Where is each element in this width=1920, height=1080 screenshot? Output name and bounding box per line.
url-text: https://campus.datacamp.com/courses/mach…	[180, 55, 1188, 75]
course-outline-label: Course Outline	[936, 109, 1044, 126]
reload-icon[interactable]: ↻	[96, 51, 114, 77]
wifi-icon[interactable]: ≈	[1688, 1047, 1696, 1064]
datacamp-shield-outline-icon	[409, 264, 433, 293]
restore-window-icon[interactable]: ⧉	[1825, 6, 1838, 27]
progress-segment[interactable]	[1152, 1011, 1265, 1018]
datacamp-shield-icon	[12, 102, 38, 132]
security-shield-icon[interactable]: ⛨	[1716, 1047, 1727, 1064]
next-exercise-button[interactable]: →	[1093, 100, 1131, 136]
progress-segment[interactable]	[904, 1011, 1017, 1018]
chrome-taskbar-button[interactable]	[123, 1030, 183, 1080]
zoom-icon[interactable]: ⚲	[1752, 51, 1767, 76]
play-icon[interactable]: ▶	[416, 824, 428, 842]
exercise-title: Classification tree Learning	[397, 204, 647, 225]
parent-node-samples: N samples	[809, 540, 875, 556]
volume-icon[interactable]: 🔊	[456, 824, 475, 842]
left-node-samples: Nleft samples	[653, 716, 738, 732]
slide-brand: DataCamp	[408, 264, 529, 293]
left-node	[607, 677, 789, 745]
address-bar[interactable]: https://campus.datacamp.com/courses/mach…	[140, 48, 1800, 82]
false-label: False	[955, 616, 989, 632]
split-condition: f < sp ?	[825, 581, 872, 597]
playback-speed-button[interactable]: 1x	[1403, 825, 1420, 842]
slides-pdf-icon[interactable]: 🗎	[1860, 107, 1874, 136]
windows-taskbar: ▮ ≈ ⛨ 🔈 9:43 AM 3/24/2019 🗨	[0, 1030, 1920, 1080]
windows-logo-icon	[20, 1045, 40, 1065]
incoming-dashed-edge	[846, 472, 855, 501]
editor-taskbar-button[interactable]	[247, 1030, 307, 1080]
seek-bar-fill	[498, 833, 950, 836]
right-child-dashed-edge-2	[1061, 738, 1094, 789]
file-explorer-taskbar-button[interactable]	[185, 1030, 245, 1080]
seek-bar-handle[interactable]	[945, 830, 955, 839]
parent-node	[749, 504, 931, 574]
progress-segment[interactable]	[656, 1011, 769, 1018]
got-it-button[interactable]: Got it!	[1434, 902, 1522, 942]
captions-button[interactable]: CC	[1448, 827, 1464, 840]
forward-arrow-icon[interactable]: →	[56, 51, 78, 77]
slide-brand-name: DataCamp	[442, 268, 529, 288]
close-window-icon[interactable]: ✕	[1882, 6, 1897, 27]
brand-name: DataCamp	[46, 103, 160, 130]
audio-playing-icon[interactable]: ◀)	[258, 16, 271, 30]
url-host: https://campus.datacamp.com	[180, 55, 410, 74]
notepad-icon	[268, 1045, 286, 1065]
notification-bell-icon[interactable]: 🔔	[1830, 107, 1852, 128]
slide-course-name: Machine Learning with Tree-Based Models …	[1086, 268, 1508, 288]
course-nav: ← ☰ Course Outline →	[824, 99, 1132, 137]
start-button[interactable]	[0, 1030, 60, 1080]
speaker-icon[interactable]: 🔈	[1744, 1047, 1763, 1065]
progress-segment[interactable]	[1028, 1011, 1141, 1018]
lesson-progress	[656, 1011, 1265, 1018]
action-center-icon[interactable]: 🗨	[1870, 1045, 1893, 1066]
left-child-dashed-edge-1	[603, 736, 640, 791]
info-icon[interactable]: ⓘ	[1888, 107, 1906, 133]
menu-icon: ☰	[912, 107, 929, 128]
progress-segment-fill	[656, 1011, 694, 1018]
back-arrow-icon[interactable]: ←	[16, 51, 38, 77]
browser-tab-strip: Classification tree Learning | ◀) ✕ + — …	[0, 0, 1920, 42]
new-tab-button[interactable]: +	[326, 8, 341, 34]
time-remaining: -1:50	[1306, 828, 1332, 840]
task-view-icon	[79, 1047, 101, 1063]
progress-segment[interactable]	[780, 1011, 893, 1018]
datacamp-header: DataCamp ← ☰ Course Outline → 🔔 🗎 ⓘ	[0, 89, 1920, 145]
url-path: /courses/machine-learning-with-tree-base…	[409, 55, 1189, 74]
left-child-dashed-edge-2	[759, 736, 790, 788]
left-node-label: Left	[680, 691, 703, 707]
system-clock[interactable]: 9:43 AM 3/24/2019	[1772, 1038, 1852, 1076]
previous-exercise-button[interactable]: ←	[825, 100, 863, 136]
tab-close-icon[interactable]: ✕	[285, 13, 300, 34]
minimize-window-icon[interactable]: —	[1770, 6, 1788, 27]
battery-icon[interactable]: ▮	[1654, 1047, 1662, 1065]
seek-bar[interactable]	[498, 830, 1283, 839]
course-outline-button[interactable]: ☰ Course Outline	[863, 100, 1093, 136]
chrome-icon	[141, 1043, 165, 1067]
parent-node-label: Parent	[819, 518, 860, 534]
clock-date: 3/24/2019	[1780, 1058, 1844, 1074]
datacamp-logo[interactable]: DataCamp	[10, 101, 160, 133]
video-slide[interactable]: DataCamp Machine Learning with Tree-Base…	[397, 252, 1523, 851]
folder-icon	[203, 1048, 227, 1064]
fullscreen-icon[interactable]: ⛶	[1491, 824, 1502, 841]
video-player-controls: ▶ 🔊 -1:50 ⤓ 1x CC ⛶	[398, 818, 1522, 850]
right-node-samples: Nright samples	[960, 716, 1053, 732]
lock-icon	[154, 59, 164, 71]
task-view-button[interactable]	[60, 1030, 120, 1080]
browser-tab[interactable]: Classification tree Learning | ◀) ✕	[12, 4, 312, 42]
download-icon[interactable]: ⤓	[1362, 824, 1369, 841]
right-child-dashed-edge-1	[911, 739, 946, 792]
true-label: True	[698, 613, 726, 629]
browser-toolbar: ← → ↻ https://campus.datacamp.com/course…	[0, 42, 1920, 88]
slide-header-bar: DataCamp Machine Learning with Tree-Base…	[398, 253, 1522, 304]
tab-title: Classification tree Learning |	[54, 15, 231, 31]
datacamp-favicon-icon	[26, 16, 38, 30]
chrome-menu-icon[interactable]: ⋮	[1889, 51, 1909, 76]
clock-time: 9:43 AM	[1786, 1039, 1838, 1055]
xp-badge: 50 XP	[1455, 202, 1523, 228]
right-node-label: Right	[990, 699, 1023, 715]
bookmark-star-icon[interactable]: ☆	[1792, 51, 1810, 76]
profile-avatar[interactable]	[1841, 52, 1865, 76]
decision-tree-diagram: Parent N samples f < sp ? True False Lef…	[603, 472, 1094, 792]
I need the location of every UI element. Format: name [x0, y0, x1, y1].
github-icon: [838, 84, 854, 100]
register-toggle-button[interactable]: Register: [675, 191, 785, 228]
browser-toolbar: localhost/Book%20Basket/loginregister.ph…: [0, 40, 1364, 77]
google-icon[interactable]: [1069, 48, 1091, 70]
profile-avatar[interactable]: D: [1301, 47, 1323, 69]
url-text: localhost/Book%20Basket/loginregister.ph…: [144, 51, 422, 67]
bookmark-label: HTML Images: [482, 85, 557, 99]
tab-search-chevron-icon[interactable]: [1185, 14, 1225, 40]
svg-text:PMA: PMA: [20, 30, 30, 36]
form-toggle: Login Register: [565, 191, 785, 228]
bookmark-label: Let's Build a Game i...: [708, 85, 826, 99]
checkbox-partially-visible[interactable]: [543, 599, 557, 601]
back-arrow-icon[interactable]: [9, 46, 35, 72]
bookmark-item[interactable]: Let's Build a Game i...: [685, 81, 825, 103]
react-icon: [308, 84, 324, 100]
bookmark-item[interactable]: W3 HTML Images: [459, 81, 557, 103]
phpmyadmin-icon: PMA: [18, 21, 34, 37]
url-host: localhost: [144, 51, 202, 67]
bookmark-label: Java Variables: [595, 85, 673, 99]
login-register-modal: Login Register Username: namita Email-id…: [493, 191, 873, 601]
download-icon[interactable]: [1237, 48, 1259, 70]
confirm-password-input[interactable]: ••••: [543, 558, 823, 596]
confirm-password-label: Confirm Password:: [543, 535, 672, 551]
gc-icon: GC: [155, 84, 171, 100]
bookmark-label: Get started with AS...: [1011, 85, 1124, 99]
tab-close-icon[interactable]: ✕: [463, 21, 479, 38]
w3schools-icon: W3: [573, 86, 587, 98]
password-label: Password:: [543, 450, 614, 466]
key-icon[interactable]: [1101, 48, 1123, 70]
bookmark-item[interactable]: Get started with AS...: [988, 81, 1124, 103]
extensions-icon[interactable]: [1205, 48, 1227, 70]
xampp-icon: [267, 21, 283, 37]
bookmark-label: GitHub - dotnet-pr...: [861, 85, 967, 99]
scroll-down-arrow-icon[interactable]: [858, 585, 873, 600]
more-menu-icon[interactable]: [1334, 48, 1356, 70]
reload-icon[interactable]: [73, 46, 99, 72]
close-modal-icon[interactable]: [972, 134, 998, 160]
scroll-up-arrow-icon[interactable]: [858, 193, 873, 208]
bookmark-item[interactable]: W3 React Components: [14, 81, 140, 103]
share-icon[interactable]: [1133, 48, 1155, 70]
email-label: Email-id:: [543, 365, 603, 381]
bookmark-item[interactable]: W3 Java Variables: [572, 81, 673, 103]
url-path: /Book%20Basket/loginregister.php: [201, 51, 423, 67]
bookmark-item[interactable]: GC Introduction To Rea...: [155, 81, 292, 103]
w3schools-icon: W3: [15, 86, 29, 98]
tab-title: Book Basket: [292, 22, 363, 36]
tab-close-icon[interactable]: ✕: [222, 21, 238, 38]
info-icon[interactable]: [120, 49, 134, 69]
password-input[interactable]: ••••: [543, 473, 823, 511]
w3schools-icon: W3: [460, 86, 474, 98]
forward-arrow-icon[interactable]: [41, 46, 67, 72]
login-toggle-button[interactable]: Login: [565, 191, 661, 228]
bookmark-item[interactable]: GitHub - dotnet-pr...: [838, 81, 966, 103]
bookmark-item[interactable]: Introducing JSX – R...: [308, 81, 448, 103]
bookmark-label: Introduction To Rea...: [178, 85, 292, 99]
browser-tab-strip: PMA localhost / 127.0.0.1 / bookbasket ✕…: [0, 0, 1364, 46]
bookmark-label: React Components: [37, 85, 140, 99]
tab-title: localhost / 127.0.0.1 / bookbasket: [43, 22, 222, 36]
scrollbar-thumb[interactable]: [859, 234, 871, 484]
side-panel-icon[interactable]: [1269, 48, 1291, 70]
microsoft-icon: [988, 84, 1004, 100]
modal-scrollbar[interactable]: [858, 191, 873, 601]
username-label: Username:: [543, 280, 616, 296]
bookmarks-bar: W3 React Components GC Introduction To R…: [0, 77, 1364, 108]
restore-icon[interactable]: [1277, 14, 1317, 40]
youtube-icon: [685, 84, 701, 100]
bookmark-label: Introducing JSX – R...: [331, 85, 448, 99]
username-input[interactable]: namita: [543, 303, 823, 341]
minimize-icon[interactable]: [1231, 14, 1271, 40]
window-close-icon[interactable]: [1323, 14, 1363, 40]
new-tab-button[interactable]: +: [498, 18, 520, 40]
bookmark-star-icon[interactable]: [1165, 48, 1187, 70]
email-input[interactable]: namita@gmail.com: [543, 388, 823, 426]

[AIM OF THE TASK]
Repeat the material from its first line up to and including the line that contains "1047, 1696, 1064]", keeping every line unchanged.

[RESULT OF THE TASK]
Where is each element in this width=1920, height=1080 screenshot? Output name and bounding box per line.
url-text: https://campus.datacamp.com/courses/mach…	[180, 55, 1188, 75]
course-outline-label: Course Outline	[936, 109, 1044, 126]
reload-icon[interactable]: ↻	[96, 51, 114, 77]
wifi-icon[interactable]: ≈	[1688, 1047, 1696, 1064]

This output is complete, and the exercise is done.